[START OF THE RECORDS]
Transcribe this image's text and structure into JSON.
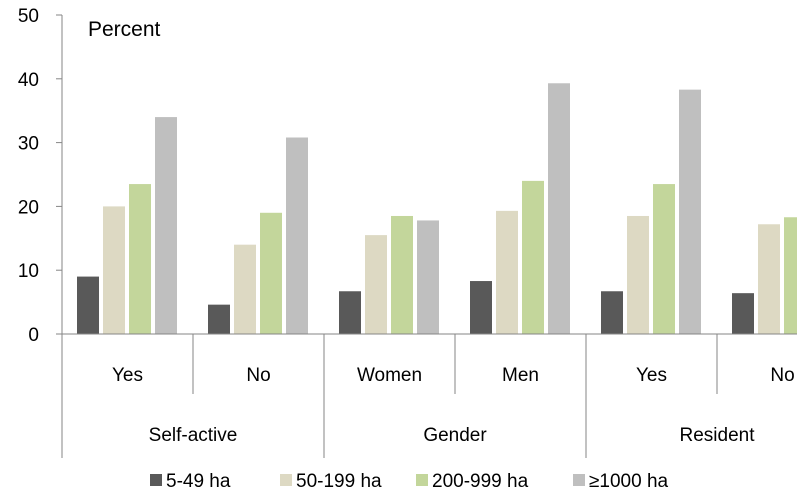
{
  "chart_data": {
    "type": "bar",
    "ylabel": "Percent",
    "ylim": [
      0,
      50
    ],
    "yticks": [
      0,
      10,
      20,
      30,
      40,
      50
    ],
    "grid": false,
    "legend_position": "bottom",
    "groups": [
      {
        "label": "Self-active",
        "categories": [
          "Yes",
          "No"
        ]
      },
      {
        "label": "Gender",
        "categories": [
          "Women",
          "Men"
        ]
      },
      {
        "label": "Resident",
        "categories": [
          "Yes",
          "No"
        ]
      }
    ],
    "categories": [
      "Yes",
      "No",
      "Women",
      "Men",
      "Yes",
      "No"
    ],
    "series": [
      {
        "name": "5-49 ha",
        "color": "#595959",
        "values": [
          9.0,
          4.6,
          6.7,
          8.3,
          6.7,
          6.4
        ]
      },
      {
        "name": "50-199 ha",
        "color": "#ddd9c3",
        "values": [
          20.0,
          14.0,
          15.5,
          19.3,
          18.5,
          17.2
        ]
      },
      {
        "name": "200-999 ha",
        "color": "#c3d69b",
        "values": [
          23.5,
          19.0,
          18.5,
          24.0,
          23.5,
          18.3
        ]
      },
      {
        "name": "≥1000 ha",
        "color": "#bfbfbf",
        "values": [
          34.0,
          30.8,
          17.8,
          39.3,
          38.3,
          null
        ]
      }
    ]
  }
}
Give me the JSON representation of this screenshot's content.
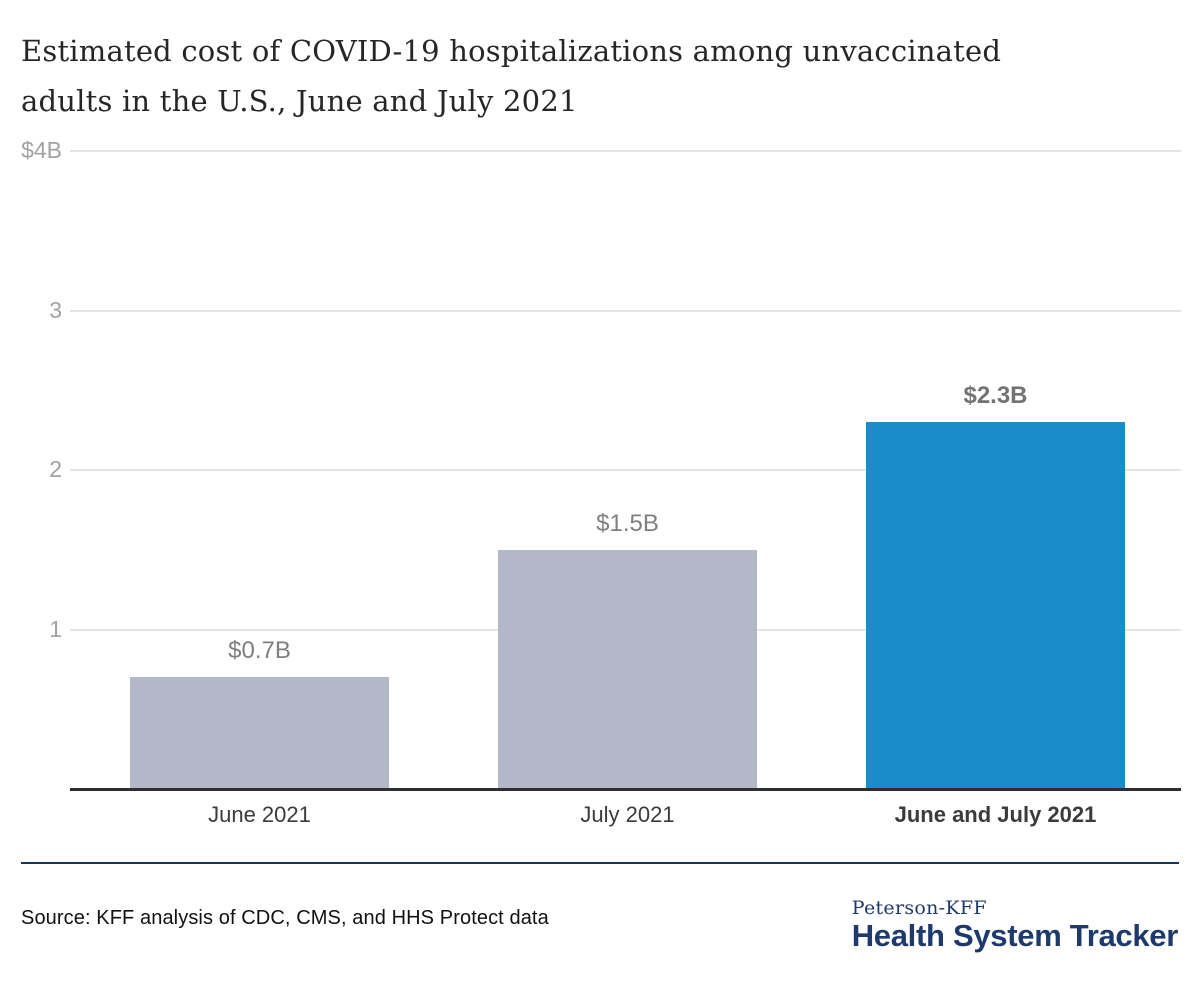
{
  "title_line1": "Estimated cost of COVID-19 hospitalizations among unvaccinated",
  "title_line2": "adults in the U.S., June and July 2021",
  "chart_data": {
    "type": "bar",
    "title": "Estimated cost of COVID-19 hospitalizations among unvaccinated adults in the U.S., June and July 2021",
    "categories": [
      "June 2021",
      "July 2021",
      "June and July 2021"
    ],
    "values": [
      0.7,
      1.5,
      2.3
    ],
    "value_labels": [
      "$0.7B",
      "$1.5B",
      "$2.3B"
    ],
    "bar_colors": [
      "#b2b8c8",
      "#b2b8c8",
      "#1b8bca"
    ],
    "highlight_index": 2,
    "yticks": [
      {
        "value": 1,
        "label": "1"
      },
      {
        "value": 2,
        "label": "2"
      },
      {
        "value": 3,
        "label": "3"
      },
      {
        "value": 4,
        "label": "$4B"
      }
    ],
    "ylim": [
      0,
      4
    ],
    "xlabel": "",
    "ylabel": "",
    "grid": true,
    "legend": false
  },
  "colors": {
    "bar_gray": "#b2b8c8",
    "bar_blue": "#1b8bca",
    "navy": "#17365d",
    "gridline": "#e4e4e4"
  },
  "footer": {
    "source": "Source: KFF analysis of CDC, CMS, and HHS Protect data",
    "logo_top": "Peterson-KFF",
    "logo_bottom": "Health System Tracker"
  }
}
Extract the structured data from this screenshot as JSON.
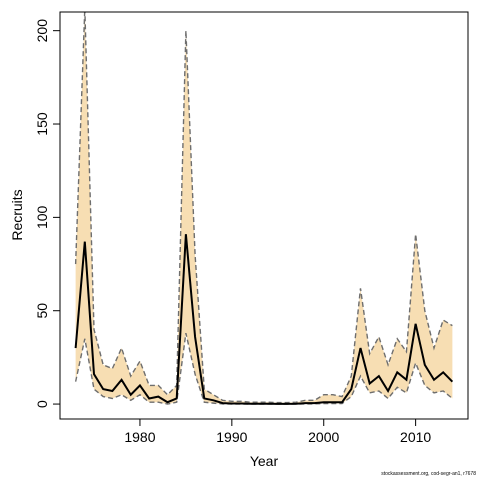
{
  "chart_data": {
    "type": "line",
    "title": "",
    "xlabel": "Year",
    "ylabel": "Recruits",
    "xlim": [
      1971.3,
      2015.7
    ],
    "ylim": [
      -8,
      210
    ],
    "xticks": [
      1980,
      1990,
      2000,
      2010
    ],
    "yticks": [
      0,
      50,
      100,
      150,
      200
    ],
    "grid": false,
    "legend": "none",
    "colors": {
      "band": "#f7deb3",
      "line": "#000000",
      "bounds": "#6e6e6e",
      "frame": "#000000"
    },
    "x": [
      1973,
      1974,
      1975,
      1976,
      1977,
      1978,
      1979,
      1980,
      1981,
      1982,
      1983,
      1984,
      1985,
      1986,
      1987,
      1988,
      1989,
      1990,
      1991,
      1992,
      1993,
      1994,
      1995,
      1996,
      1997,
      1998,
      1999,
      2000,
      2001,
      2002,
      2003,
      2004,
      2005,
      2006,
      2007,
      2008,
      2009,
      2010,
      2011,
      2012,
      2013,
      2014
    ],
    "series": [
      {
        "role": "estimate",
        "values": [
          30,
          87,
          16,
          8,
          7,
          13,
          5,
          10,
          3,
          4,
          1,
          3,
          91,
          36,
          3,
          2,
          0.5,
          0.3,
          0.3,
          0.2,
          0.2,
          0.2,
          0.1,
          0.1,
          0.2,
          0.5,
          0.5,
          1,
          1,
          1,
          8,
          30,
          11,
          15,
          7,
          17,
          13,
          43,
          21,
          13,
          17,
          12
        ]
      },
      {
        "role": "upper",
        "values": [
          75,
          212,
          40,
          21,
          19,
          30,
          15,
          23,
          10,
          10,
          5,
          10,
          200,
          80,
          8,
          5,
          2,
          1.5,
          1.5,
          1,
          1,
          1,
          0.8,
          0.8,
          1,
          2,
          2,
          5,
          5,
          4,
          15,
          62,
          27,
          36,
          21,
          35,
          28,
          91,
          50,
          30,
          45,
          42
        ]
      },
      {
        "role": "lower",
        "values": [
          12,
          35,
          8,
          4,
          3,
          5,
          2,
          5,
          1,
          1,
          0,
          1,
          38,
          16,
          1,
          0.5,
          0.1,
          0,
          0,
          0,
          0,
          0,
          0,
          0,
          0,
          0.1,
          0.1,
          0.3,
          0.3,
          0.3,
          4,
          15,
          6,
          7,
          3,
          9,
          6,
          22,
          10,
          6,
          7,
          3
        ]
      }
    ]
  },
  "credit": "stockassessment.org, cod-segr-an1, r7678"
}
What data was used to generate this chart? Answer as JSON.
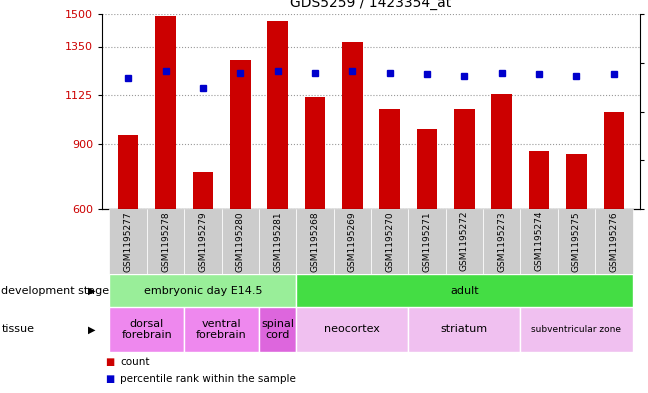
{
  "title": "GDS5259 / 1423354_at",
  "samples": [
    "GSM1195277",
    "GSM1195278",
    "GSM1195279",
    "GSM1195280",
    "GSM1195281",
    "GSM1195268",
    "GSM1195269",
    "GSM1195270",
    "GSM1195271",
    "GSM1195272",
    "GSM1195273",
    "GSM1195274",
    "GSM1195275",
    "GSM1195276"
  ],
  "counts": [
    940,
    1490,
    770,
    1290,
    1470,
    1115,
    1370,
    1060,
    970,
    1060,
    1130,
    870,
    855,
    1050
  ],
  "percentile_ranks": [
    67,
    71,
    62,
    70,
    71,
    70,
    71,
    70,
    69,
    68,
    70,
    69,
    68,
    69
  ],
  "ymin": 600,
  "ymax": 1500,
  "yticks": [
    600,
    900,
    1125,
    1350,
    1500
  ],
  "right_yticks": [
    0,
    25,
    50,
    75,
    100
  ],
  "bar_color": "#cc0000",
  "dot_color": "#0000cc",
  "background_color": "#ffffff",
  "grid_color": "#999999",
  "dev_stage_groups": [
    {
      "label": "embryonic day E14.5",
      "start": 0,
      "end": 4,
      "color": "#99ee99"
    },
    {
      "label": "adult",
      "start": 5,
      "end": 13,
      "color": "#44dd44"
    }
  ],
  "tissue_groups": [
    {
      "label": "dorsal\nforebrain",
      "start": 0,
      "end": 1,
      "color": "#ee88ee"
    },
    {
      "label": "ventral\nforebrain",
      "start": 2,
      "end": 3,
      "color": "#ee88ee"
    },
    {
      "label": "spinal\ncord",
      "start": 4,
      "end": 4,
      "color": "#dd66dd"
    },
    {
      "label": "neocortex",
      "start": 5,
      "end": 7,
      "color": "#f0c0f0"
    },
    {
      "label": "striatum",
      "start": 8,
      "end": 10,
      "color": "#f0c0f0"
    },
    {
      "label": "subventricular zone",
      "start": 11,
      "end": 13,
      "color": "#f0c0f0"
    }
  ]
}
[END OF THE RECORDS]
_THE TASK_
Set down the records in full and exactly. Do not carry over any image.

_TASK SOLUTION_
Transcribe this image's text and structure into JSON.
{
  "chart_data": {
    "type": "bar",
    "ylabel": "Percent",
    "ylim": [
      0,
      50
    ],
    "yticks": [
      0,
      10,
      20,
      30,
      40,
      50
    ],
    "grid": false,
    "legend_position": "bottom",
    "groups": [
      {
        "label": "Self-active",
        "categories": [
          "Yes",
          "No"
        ]
      },
      {
        "label": "Gender",
        "categories": [
          "Women",
          "Men"
        ]
      },
      {
        "label": "Resident",
        "categories": [
          "Yes",
          "No"
        ]
      }
    ],
    "categories": [
      "Yes",
      "No",
      "Women",
      "Men",
      "Yes",
      "No"
    ],
    "series": [
      {
        "name": "5-49 ha",
        "color": "#595959",
        "values": [
          9.0,
          4.6,
          6.7,
          8.3,
          6.7,
          6.4
        ]
      },
      {
        "name": "50-199 ha",
        "color": "#ddd9c3",
        "values": [
          20.0,
          14.0,
          15.5,
          19.3,
          18.5,
          17.2
        ]
      },
      {
        "name": "200-999 ha",
        "color": "#c3d69b",
        "values": [
          23.5,
          19.0,
          18.5,
          24.0,
          23.5,
          18.3
        ]
      },
      {
        "name": "≥1000 ha",
        "color": "#bfbfbf",
        "values": [
          34.0,
          30.8,
          17.8,
          39.3,
          38.3,
          null
        ]
      }
    ]
  }
}
Give me the JSON representation of this screenshot's content.
{
  "title_line1": "Estimated cost of COVID-19 hospitalizations among unvaccinated",
  "title_line2": "adults in the U.S., June and July 2021",
  "chart_data": {
    "type": "bar",
    "title": "Estimated cost of COVID-19 hospitalizations among unvaccinated adults in the U.S., June and July 2021",
    "categories": [
      "June 2021",
      "July 2021",
      "June and July 2021"
    ],
    "values": [
      0.7,
      1.5,
      2.3
    ],
    "value_labels": [
      "$0.7B",
      "$1.5B",
      "$2.3B"
    ],
    "bar_colors": [
      "#b2b8c8",
      "#b2b8c8",
      "#1b8bca"
    ],
    "highlight_index": 2,
    "yticks": [
      {
        "value": 1,
        "label": "1"
      },
      {
        "value": 2,
        "label": "2"
      },
      {
        "value": 3,
        "label": "3"
      },
      {
        "value": 4,
        "label": "$4B"
      }
    ],
    "ylim": [
      0,
      4
    ],
    "xlabel": "",
    "ylabel": "",
    "grid": true,
    "legend": false
  },
  "colors": {
    "bar_gray": "#b2b8c8",
    "bar_blue": "#1b8bca",
    "navy": "#17365d",
    "gridline": "#e4e4e4"
  },
  "footer": {
    "source": "Source: KFF analysis of CDC, CMS, and HHS Protect data",
    "logo_top": "Peterson-KFF",
    "logo_bottom": "Health System Tracker"
  }
}
Extract the structured data from this screenshot as JSON.
{
  "chart_data": {
    "type": "line",
    "title": "",
    "xlabel": "Year",
    "ylabel": "Recruits",
    "xlim": [
      1971.3,
      2015.7
    ],
    "ylim": [
      -8,
      210
    ],
    "xticks": [
      1980,
      1990,
      2000,
      2010
    ],
    "yticks": [
      0,
      50,
      100,
      150,
      200
    ],
    "grid": false,
    "legend": "none",
    "colors": {
      "band": "#f7deb3",
      "line": "#000000",
      "bounds": "#6e6e6e",
      "frame": "#000000"
    },
    "x": [
      1973,
      1974,
      1975,
      1976,
      1977,
      1978,
      1979,
      1980,
      1981,
      1982,
      1983,
      1984,
      1985,
      1986,
      1987,
      1988,
      1989,
      1990,
      1991,
      1992,
      1993,
      1994,
      1995,
      1996,
      1997,
      1998,
      1999,
      2000,
      2001,
      2002,
      2003,
      2004,
      2005,
      2006,
      2007,
      2008,
      2009,
      2010,
      2011,
      2012,
      2013,
      2014
    ],
    "series": [
      {
        "role": "estimate",
        "values": [
          30,
          87,
          16,
          8,
          7,
          13,
          5,
          10,
          3,
          4,
          1,
          3,
          91,
          36,
          3,
          2,
          0.5,
          0.3,
          0.3,
          0.2,
          0.2,
          0.2,
          0.1,
          0.1,
          0.2,
          0.5,
          0.5,
          1,
          1,
          1,
          8,
          30,
          11,
          15,
          7,
          17,
          13,
          43,
          21,
          13,
          17,
          12
        ]
      },
      {
        "role": "upper",
        "values": [
          75,
          212,
          40,
          21,
          19,
          30,
          15,
          23,
          10,
          10,
          5,
          10,
          200,
          80,
          8,
          5,
          2,
          1.5,
          1.5,
          1,
          1,
          1,
          0.8,
          0.8,
          1,
          2,
          2,
          5,
          5,
          4,
          15,
          62,
          27,
          36,
          21,
          35,
          28,
          91,
          50,
          30,
          45,
          42
        ]
      },
      {
        "role": "lower",
        "values": [
          12,
          35,
          8,
          4,
          3,
          5,
          2,
          5,
          1,
          1,
          0,
          1,
          38,
          16,
          1,
          0.5,
          0.1,
          0,
          0,
          0,
          0,
          0,
          0,
          0,
          0,
          0.1,
          0.1,
          0.3,
          0.3,
          0.3,
          4,
          15,
          6,
          7,
          3,
          9,
          6,
          22,
          10,
          6,
          7,
          3
        ]
      }
    ]
  },
  "credit": "stockassessment.org, cod-segr-an1, r7678"
}
What data was used to generate this chart? Answer as JSON.
{
  "title": "GDS5259 / 1423354_at",
  "samples": [
    "GSM1195277",
    "GSM1195278",
    "GSM1195279",
    "GSM1195280",
    "GSM1195281",
    "GSM1195268",
    "GSM1195269",
    "GSM1195270",
    "GSM1195271",
    "GSM1195272",
    "GSM1195273",
    "GSM1195274",
    "GSM1195275",
    "GSM1195276"
  ],
  "counts": [
    940,
    1490,
    770,
    1290,
    1470,
    1115,
    1370,
    1060,
    970,
    1060,
    1130,
    870,
    855,
    1050
  ],
  "percentile_ranks": [
    67,
    71,
    62,
    70,
    71,
    70,
    71,
    70,
    69,
    68,
    70,
    69,
    68,
    69
  ],
  "ymin": 600,
  "ymax": 1500,
  "yticks": [
    600,
    900,
    1125,
    1350,
    1500
  ],
  "right_yticks": [
    0,
    25,
    50,
    75,
    100
  ],
  "bar_color": "#cc0000",
  "dot_color": "#0000cc",
  "background_color": "#ffffff",
  "grid_color": "#999999",
  "dev_stage_groups": [
    {
      "label": "embryonic day E14.5",
      "start": 0,
      "end": 4,
      "color": "#99ee99"
    },
    {
      "label": "adult",
      "start": 5,
      "end": 13,
      "color": "#44dd44"
    }
  ],
  "tissue_groups": [
    {
      "label": "dorsal\nforebrain",
      "start": 0,
      "end": 1,
      "color": "#ee88ee"
    },
    {
      "label": "ventral\nforebrain",
      "start": 2,
      "end": 3,
      "color": "#ee88ee"
    },
    {
      "label": "spinal\ncord",
      "start": 4,
      "end": 4,
      "color": "#dd66dd"
    },
    {
      "label": "neocortex",
      "start": 5,
      "end": 7,
      "color": "#f0c0f0"
    },
    {
      "label": "striatum",
      "start": 8,
      "end": 10,
      "color": "#f0c0f0"
    },
    {
      "label": "subventricular zone",
      "start": 11,
      "end": 13,
      "color": "#f0c0f0"
    }
  ]
}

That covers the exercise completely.